### Work to complete
Without further comment, state how many lines in the listing below contain the word "name".

### Data listing
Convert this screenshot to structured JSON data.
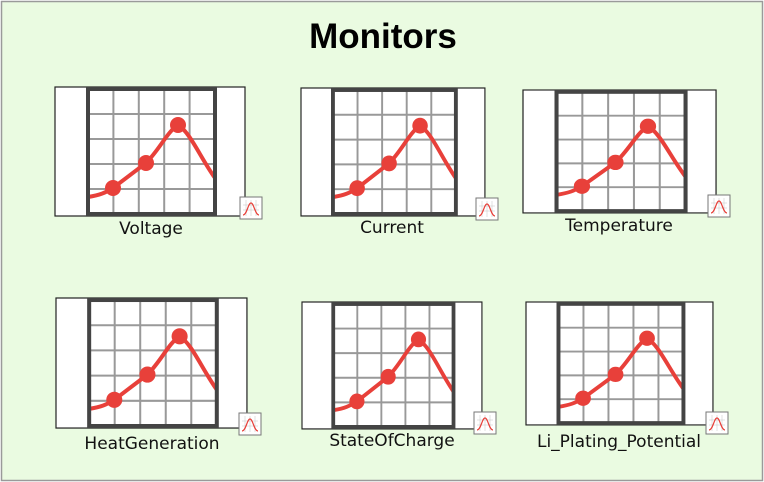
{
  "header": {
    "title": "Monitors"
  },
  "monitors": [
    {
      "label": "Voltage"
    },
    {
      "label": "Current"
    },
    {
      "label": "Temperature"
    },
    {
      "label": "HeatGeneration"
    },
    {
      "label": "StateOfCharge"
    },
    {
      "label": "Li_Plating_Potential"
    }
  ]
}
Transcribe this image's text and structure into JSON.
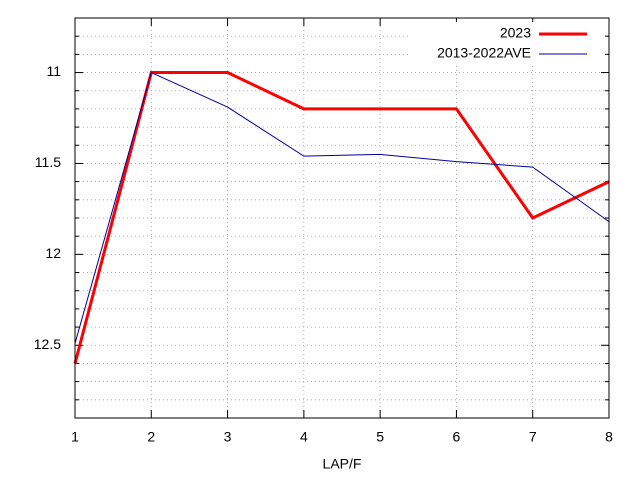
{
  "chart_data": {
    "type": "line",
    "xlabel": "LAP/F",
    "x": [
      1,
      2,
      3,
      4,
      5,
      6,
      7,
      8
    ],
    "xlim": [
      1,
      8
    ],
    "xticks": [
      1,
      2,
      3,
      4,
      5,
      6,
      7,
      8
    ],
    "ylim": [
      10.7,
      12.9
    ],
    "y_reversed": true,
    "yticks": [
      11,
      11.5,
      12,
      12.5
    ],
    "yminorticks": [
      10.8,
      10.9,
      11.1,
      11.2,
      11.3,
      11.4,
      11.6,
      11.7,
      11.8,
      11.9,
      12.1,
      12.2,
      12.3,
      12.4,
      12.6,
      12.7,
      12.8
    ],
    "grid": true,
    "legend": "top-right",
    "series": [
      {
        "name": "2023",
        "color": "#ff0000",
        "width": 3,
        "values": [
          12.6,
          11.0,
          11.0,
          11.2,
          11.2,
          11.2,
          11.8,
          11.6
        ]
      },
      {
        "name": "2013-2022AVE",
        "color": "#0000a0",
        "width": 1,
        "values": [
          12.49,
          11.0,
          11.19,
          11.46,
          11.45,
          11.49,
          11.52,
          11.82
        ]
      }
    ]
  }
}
---
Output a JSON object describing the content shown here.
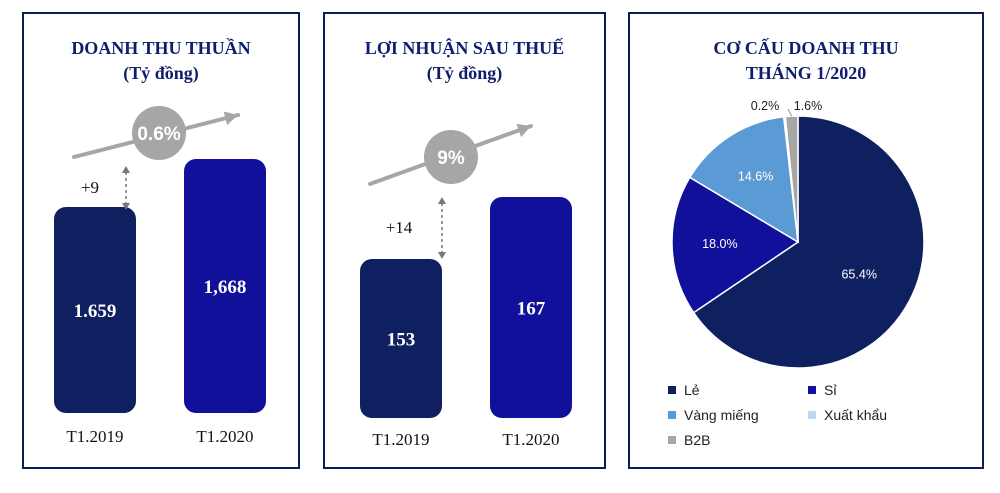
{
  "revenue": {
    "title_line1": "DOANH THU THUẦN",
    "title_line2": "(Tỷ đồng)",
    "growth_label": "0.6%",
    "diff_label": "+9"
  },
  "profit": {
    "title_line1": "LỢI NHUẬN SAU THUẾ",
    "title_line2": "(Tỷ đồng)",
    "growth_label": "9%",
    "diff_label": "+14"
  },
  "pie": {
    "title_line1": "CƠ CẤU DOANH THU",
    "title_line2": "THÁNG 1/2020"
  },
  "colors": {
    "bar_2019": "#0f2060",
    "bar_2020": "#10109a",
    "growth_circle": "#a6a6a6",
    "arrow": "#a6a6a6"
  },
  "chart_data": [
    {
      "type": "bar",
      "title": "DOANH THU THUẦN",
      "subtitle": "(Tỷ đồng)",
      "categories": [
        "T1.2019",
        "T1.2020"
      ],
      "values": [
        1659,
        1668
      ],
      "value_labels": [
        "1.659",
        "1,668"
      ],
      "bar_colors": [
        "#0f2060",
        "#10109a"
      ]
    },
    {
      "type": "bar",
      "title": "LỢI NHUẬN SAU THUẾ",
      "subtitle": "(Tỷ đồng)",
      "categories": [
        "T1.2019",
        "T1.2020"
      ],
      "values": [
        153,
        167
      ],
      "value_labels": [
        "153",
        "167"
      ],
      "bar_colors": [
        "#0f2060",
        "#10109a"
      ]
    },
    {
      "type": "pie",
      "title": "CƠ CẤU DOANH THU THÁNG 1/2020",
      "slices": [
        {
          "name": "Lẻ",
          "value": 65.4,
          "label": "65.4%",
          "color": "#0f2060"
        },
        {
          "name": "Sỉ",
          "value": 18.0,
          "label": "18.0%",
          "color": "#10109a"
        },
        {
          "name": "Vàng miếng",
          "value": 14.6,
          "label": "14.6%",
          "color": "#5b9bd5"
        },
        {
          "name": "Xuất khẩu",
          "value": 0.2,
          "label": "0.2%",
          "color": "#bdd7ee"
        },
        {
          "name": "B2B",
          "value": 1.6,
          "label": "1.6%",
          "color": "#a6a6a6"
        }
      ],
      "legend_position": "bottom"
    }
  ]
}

### Output
7